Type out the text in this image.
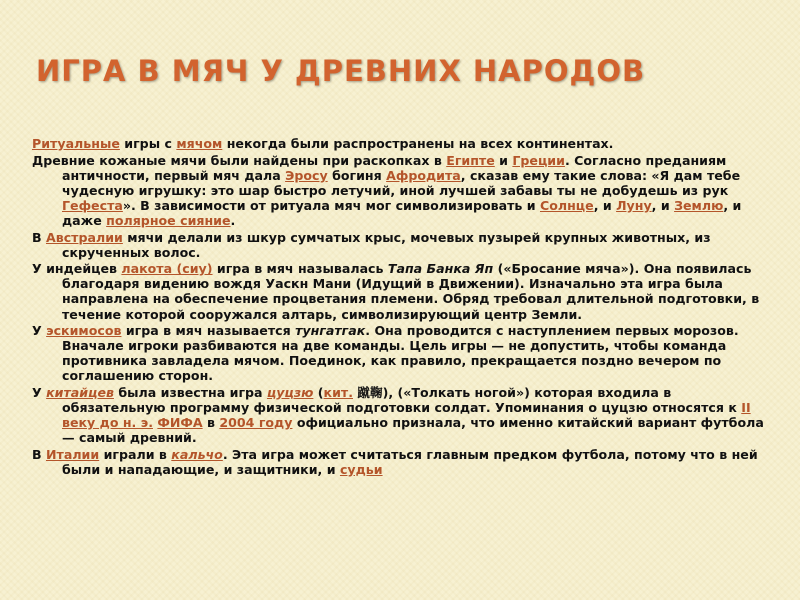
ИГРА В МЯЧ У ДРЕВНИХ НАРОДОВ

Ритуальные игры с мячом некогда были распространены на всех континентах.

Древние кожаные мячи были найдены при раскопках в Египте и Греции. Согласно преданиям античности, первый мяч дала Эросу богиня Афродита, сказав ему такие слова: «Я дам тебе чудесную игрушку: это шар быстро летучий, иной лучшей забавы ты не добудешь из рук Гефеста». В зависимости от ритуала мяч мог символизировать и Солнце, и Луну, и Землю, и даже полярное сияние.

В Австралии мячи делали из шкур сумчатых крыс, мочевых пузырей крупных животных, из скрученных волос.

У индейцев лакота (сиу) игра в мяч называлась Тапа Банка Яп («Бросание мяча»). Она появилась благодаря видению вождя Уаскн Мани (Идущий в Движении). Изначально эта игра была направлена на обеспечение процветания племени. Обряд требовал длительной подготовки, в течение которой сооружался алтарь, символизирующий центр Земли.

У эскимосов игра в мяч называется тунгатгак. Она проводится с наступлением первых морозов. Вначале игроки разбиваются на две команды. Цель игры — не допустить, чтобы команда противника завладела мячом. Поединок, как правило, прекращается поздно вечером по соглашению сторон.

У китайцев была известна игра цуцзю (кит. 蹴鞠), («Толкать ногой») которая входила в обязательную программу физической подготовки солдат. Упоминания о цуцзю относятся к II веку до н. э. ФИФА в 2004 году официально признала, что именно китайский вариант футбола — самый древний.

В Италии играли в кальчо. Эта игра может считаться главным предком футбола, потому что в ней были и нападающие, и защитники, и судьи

---

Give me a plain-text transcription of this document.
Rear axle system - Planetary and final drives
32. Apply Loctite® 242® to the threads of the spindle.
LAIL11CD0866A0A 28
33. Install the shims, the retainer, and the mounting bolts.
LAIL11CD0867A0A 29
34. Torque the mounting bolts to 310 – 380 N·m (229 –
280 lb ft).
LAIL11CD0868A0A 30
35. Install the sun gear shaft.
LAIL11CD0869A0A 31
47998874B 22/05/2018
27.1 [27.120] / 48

* * *

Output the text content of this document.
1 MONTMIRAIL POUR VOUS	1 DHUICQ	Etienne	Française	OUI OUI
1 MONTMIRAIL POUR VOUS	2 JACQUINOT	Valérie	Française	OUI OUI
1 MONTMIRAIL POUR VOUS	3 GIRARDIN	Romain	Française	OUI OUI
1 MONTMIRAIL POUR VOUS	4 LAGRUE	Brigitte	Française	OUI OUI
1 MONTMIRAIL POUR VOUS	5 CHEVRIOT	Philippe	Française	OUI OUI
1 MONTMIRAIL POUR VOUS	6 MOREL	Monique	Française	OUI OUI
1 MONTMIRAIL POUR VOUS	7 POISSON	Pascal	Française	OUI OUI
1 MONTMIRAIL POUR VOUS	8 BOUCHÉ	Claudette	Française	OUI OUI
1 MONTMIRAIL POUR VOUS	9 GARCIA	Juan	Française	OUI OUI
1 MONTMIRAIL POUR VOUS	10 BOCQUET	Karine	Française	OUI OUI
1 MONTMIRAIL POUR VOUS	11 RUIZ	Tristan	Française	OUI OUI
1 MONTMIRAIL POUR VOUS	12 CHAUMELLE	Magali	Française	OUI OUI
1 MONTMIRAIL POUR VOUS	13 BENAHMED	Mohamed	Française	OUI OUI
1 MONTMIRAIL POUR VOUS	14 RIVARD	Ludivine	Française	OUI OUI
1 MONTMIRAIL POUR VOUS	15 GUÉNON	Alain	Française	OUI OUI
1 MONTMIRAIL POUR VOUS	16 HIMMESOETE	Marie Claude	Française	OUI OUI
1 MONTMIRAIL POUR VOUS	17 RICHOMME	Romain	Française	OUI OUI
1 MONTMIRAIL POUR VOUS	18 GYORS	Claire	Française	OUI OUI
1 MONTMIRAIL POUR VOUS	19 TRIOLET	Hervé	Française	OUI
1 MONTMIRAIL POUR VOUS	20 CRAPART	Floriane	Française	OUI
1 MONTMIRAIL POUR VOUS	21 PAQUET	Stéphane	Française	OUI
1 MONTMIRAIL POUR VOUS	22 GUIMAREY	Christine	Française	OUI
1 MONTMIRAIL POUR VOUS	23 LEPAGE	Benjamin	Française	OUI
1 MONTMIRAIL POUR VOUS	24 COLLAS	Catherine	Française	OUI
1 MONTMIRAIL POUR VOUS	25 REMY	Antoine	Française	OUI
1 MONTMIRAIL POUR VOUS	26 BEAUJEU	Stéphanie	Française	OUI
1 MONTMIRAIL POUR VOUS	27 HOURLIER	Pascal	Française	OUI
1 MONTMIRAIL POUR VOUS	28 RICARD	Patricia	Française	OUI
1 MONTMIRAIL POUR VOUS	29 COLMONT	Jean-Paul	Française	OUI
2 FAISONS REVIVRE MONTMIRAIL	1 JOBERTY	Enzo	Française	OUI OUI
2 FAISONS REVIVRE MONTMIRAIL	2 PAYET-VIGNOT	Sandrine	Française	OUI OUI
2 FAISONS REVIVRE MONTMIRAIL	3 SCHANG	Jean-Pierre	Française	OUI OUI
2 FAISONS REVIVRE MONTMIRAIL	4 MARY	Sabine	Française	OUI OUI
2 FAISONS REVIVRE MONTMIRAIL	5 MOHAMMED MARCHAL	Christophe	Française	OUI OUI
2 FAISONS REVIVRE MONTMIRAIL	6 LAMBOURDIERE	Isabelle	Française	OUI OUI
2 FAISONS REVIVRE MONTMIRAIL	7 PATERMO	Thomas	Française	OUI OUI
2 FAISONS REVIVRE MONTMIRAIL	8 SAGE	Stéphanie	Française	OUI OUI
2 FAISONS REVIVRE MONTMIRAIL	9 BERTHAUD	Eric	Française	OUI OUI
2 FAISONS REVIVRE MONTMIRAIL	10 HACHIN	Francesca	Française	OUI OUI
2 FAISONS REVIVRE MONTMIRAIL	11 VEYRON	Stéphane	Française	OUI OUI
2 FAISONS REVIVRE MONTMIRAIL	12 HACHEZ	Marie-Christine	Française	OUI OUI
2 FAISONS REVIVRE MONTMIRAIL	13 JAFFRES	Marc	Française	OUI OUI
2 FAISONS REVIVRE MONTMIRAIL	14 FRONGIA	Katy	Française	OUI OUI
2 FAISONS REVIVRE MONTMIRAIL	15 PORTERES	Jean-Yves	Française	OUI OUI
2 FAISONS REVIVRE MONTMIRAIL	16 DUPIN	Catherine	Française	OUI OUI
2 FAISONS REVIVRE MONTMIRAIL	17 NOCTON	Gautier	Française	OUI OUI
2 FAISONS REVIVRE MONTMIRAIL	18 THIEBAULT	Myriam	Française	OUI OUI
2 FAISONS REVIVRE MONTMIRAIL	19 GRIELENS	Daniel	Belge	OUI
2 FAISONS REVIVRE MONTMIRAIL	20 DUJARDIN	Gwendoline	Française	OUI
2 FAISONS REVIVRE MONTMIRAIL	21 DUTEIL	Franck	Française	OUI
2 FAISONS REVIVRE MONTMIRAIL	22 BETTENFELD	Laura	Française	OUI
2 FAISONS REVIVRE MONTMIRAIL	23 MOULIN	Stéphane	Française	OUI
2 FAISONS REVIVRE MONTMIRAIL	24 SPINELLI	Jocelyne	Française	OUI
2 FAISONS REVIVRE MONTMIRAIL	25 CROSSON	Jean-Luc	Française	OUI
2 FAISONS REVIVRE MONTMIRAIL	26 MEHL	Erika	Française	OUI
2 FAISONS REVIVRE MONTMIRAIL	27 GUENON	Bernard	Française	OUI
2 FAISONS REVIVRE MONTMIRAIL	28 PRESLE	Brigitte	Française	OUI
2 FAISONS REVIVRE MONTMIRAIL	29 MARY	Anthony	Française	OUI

> [PROBLEM STATEMENT]:
Copy out all lines above that include the string "Install".

> [SOLUTION FOR THIS EXERCISE]:
33. Install the shims, the retainer, and the mounting bolts.
35. Install the sun gear shaft.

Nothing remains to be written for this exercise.